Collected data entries
——————

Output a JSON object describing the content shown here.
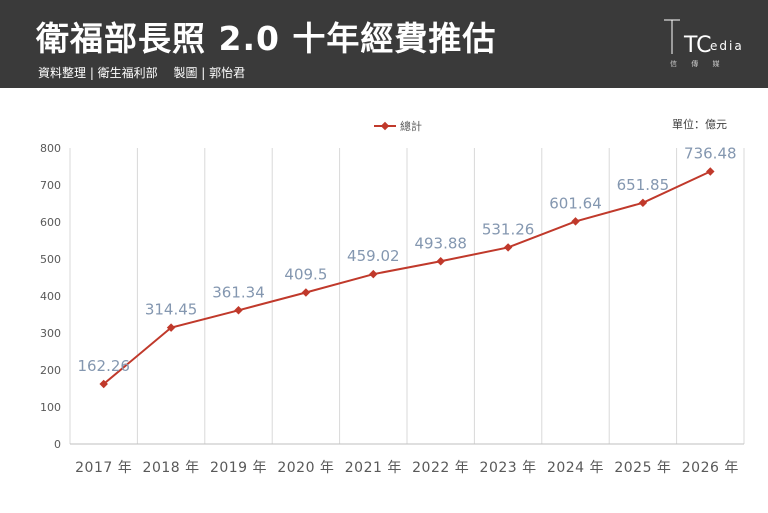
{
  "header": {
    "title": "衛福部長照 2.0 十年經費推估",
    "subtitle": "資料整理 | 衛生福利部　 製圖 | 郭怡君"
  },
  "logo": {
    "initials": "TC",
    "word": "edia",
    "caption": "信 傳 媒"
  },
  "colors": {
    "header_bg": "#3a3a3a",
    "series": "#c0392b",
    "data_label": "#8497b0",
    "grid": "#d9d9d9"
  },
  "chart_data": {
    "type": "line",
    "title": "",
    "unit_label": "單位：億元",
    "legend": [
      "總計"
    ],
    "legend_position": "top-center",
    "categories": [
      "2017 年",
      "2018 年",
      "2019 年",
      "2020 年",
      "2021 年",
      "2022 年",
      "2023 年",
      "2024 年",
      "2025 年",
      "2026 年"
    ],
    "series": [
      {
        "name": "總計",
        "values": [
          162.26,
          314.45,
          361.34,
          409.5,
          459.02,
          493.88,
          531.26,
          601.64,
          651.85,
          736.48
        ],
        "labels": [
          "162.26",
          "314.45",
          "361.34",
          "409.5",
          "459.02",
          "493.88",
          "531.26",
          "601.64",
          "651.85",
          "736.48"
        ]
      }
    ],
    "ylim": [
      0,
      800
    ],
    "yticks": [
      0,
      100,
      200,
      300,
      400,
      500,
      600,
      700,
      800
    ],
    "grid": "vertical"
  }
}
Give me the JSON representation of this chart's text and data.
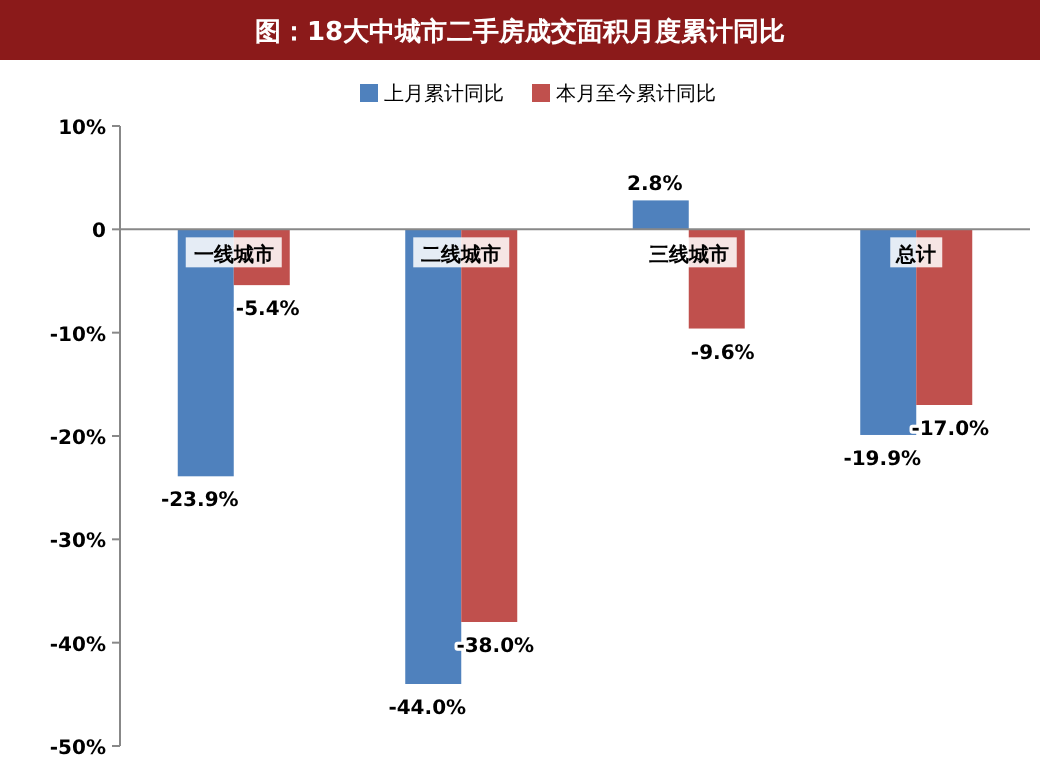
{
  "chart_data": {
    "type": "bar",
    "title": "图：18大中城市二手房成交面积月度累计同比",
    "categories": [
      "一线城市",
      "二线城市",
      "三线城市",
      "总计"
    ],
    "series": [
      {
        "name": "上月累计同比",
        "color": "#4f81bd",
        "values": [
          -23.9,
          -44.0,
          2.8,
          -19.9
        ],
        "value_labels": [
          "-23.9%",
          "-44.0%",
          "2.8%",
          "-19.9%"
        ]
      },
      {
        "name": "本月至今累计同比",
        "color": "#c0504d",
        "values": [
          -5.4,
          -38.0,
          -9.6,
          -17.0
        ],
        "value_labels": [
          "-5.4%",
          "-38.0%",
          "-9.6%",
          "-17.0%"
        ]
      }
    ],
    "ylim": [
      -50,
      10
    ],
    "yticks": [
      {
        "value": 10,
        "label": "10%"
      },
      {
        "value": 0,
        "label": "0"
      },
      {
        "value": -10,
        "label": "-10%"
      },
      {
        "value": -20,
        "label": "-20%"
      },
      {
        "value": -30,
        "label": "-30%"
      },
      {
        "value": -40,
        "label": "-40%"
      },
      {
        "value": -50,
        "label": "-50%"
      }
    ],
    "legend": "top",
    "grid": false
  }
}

——————

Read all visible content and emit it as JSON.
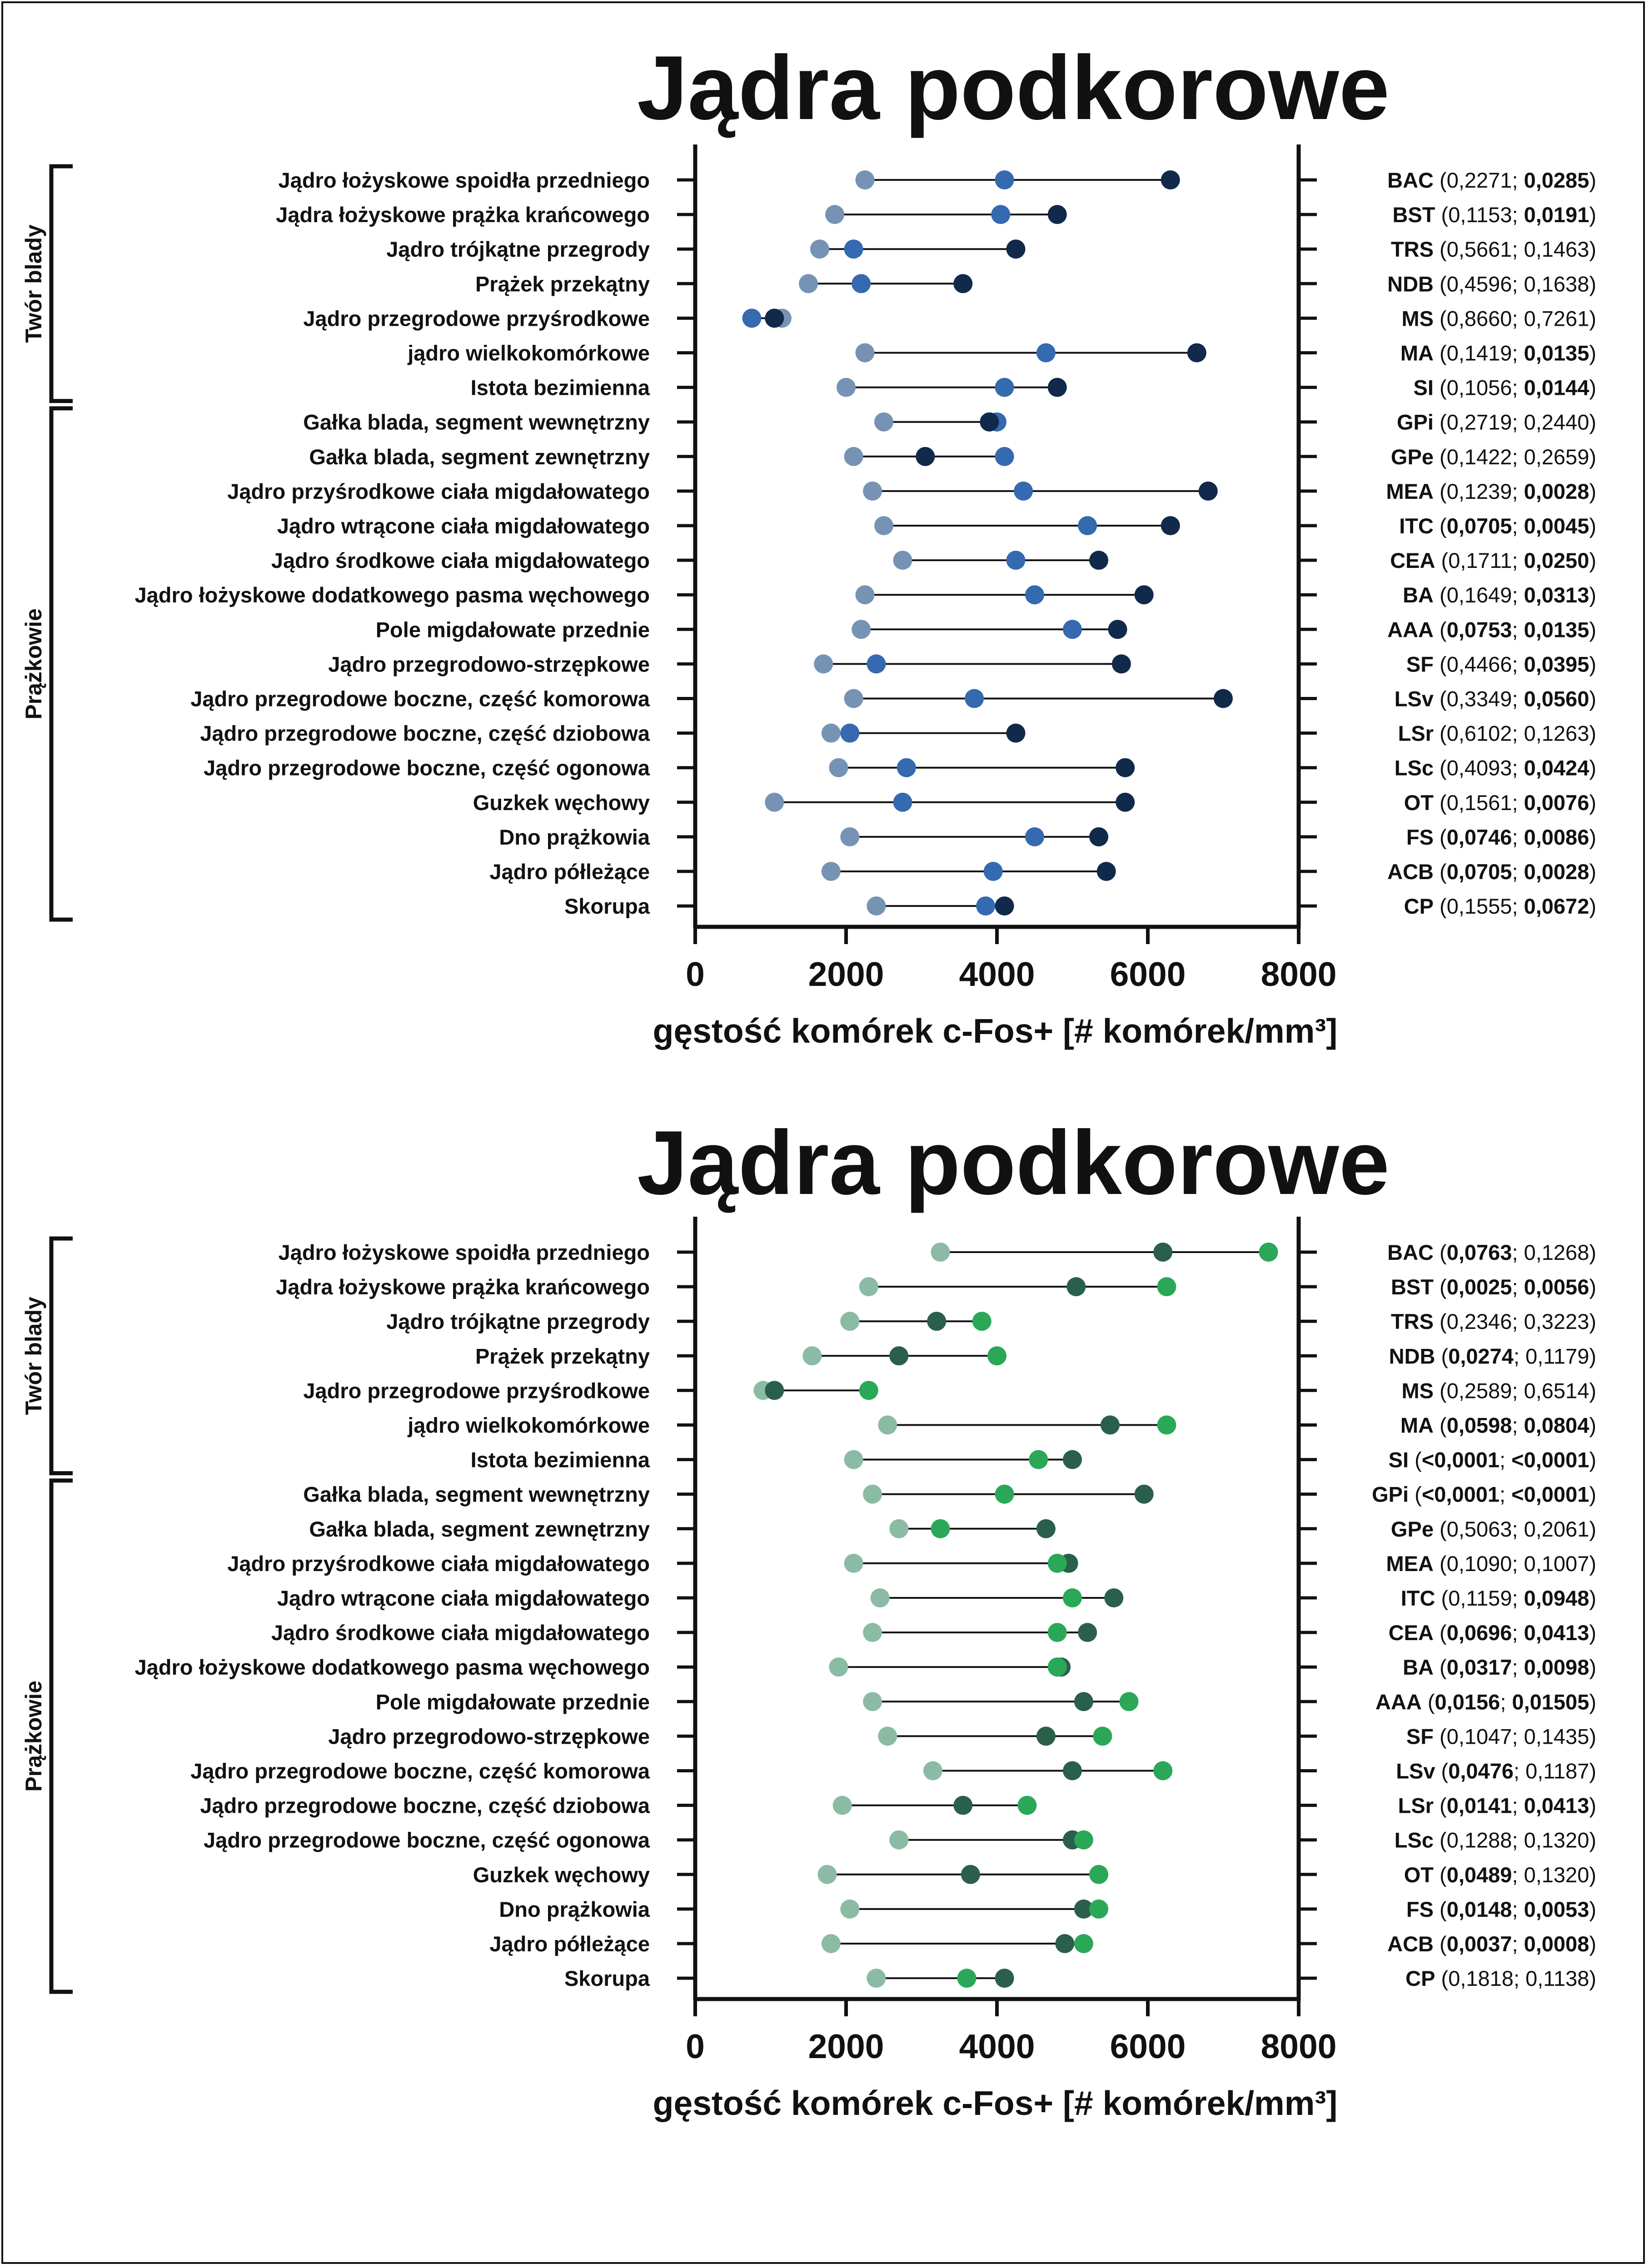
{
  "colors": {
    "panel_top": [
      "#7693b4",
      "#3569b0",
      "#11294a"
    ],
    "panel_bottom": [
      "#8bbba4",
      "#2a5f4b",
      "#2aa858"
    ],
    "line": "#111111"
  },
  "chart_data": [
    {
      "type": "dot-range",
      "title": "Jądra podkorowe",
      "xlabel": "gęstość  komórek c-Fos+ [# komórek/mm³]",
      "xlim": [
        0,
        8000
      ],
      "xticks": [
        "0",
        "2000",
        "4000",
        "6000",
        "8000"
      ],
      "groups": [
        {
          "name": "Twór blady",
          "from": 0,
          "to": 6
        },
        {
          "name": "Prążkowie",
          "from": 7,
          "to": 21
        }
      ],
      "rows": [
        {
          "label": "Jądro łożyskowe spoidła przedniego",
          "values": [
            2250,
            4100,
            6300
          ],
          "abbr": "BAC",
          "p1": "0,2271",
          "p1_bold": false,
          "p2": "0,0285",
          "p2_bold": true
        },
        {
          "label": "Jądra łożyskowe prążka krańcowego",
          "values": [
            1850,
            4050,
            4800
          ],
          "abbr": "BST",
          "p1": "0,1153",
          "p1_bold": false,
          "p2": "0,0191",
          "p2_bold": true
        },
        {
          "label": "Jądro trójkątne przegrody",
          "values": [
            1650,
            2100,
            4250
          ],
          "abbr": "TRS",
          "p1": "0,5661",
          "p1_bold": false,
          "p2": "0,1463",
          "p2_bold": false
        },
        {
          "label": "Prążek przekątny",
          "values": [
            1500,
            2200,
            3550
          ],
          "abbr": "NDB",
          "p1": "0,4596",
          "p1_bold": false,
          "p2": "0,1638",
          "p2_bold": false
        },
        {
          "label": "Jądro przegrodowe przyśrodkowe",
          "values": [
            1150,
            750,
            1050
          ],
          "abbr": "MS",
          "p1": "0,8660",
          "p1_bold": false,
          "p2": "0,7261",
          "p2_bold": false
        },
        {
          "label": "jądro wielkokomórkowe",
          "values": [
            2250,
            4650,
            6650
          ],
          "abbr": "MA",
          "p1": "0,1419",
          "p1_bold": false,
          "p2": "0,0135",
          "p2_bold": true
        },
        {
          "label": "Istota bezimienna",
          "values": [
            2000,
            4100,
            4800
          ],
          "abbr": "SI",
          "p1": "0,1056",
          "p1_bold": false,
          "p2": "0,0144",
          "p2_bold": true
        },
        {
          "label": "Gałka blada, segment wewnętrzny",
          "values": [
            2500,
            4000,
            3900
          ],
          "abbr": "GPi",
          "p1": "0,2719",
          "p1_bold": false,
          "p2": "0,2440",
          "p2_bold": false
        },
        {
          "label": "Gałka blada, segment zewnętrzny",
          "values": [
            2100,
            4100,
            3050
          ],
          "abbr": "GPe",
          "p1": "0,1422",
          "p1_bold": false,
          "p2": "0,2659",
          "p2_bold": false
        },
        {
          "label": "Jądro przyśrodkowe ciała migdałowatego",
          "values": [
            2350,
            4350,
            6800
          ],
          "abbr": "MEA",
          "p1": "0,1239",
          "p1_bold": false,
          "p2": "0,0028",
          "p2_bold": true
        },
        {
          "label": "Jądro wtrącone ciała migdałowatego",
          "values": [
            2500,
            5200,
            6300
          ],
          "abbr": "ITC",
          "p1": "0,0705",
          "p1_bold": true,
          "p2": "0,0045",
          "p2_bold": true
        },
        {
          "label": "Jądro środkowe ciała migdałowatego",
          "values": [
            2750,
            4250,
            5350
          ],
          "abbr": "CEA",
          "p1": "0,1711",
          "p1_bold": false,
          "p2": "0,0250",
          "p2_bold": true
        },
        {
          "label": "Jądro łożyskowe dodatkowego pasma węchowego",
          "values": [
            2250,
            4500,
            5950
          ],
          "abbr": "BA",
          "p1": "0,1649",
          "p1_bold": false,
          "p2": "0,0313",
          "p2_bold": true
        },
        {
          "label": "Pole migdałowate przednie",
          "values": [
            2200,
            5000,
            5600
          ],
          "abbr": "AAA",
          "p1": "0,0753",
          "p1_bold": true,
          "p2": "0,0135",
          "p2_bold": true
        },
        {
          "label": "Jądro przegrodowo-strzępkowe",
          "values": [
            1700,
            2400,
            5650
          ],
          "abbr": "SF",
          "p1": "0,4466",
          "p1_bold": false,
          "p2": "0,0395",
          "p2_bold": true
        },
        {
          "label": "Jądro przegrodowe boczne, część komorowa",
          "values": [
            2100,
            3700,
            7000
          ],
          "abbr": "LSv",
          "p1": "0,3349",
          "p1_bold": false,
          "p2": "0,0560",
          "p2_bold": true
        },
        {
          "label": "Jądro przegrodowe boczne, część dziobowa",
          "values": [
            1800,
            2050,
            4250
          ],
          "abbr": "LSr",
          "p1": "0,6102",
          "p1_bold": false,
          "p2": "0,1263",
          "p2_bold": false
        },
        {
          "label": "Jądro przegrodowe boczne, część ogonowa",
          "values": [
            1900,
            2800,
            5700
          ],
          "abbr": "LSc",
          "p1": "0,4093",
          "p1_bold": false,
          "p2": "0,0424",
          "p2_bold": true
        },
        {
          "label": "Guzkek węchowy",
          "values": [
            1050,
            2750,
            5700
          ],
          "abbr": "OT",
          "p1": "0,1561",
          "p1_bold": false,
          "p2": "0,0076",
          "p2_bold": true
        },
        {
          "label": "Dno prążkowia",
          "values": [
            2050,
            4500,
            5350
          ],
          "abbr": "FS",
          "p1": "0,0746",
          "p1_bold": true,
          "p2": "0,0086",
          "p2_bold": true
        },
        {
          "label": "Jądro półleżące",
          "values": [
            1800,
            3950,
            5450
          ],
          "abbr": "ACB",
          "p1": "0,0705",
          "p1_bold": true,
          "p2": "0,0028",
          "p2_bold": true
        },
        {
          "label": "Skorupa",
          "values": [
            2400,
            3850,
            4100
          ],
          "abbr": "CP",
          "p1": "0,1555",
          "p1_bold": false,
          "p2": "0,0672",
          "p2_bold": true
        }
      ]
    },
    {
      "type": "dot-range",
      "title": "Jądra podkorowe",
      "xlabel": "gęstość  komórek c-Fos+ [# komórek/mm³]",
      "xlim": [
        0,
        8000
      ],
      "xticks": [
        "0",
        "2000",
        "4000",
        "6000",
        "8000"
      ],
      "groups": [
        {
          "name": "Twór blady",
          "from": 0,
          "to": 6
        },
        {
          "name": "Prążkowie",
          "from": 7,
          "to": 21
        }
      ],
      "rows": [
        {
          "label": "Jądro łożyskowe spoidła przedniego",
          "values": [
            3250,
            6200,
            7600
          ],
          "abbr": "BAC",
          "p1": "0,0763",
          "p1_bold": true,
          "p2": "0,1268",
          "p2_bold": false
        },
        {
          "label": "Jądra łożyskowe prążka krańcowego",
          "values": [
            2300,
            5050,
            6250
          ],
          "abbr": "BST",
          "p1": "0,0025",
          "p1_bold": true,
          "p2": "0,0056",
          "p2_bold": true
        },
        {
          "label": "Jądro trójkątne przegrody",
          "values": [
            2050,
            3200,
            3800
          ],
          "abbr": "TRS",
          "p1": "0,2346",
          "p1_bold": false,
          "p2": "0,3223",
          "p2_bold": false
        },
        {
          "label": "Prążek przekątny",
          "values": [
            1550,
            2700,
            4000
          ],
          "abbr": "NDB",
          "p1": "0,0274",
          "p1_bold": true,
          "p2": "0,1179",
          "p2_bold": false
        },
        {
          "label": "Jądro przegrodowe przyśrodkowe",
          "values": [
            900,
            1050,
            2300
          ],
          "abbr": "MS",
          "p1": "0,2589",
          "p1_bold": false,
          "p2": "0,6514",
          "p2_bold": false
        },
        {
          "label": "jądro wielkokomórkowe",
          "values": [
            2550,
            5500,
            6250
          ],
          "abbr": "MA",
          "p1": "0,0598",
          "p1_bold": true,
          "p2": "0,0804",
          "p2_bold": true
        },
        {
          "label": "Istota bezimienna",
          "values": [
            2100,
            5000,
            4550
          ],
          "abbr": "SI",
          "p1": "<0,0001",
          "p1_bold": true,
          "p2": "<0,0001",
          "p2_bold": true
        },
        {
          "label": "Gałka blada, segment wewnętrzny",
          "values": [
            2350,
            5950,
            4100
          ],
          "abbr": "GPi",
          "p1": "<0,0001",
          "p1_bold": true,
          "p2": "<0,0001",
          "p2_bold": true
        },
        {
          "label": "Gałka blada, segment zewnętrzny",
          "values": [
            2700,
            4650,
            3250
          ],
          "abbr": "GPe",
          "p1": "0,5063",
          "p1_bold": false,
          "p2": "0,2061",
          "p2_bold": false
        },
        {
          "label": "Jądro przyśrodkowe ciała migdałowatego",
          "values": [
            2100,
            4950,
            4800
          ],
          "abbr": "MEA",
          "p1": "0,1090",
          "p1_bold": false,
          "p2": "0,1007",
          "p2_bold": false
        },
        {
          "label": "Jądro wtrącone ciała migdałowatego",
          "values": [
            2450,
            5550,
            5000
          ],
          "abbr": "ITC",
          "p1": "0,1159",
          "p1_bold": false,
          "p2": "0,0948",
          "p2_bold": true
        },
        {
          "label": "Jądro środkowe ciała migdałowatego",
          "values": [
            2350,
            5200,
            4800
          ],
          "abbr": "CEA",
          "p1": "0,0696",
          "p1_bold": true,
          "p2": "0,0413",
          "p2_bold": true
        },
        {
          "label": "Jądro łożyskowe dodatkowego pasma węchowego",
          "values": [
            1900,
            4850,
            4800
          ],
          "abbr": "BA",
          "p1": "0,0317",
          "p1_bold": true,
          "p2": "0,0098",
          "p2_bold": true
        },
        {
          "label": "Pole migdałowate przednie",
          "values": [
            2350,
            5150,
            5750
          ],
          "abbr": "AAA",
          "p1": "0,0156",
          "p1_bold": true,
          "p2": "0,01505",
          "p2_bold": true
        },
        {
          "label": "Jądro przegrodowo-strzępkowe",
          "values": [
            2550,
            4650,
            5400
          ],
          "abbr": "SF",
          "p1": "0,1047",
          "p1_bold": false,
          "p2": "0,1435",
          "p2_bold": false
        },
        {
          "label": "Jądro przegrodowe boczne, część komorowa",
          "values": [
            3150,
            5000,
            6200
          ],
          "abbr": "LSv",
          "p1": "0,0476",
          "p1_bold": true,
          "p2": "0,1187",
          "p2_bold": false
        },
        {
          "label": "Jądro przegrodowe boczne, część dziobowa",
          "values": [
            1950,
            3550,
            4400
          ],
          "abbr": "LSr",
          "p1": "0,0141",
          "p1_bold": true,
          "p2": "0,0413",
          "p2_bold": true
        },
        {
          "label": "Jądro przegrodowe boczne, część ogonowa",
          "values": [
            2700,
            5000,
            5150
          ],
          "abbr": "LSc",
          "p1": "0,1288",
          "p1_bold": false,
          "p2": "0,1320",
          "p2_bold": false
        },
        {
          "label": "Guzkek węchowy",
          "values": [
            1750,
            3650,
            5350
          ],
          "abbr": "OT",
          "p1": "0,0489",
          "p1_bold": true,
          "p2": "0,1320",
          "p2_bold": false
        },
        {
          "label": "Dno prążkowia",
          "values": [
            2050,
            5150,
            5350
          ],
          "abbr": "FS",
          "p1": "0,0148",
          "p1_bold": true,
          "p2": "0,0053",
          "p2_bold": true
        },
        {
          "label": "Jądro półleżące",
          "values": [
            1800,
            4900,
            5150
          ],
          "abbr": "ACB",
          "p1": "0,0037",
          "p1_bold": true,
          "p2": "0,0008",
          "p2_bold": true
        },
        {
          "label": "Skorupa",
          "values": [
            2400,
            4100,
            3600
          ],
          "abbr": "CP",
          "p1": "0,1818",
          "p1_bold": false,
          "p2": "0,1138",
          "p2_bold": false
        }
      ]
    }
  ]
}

——————

TASK GOAL – Show the lines from the data above that contain the string "content".

OUTPUT FOR THIS EXERCISE –
Output a JSON object describing the content shown here.
Read all visible content and emit it as JSON.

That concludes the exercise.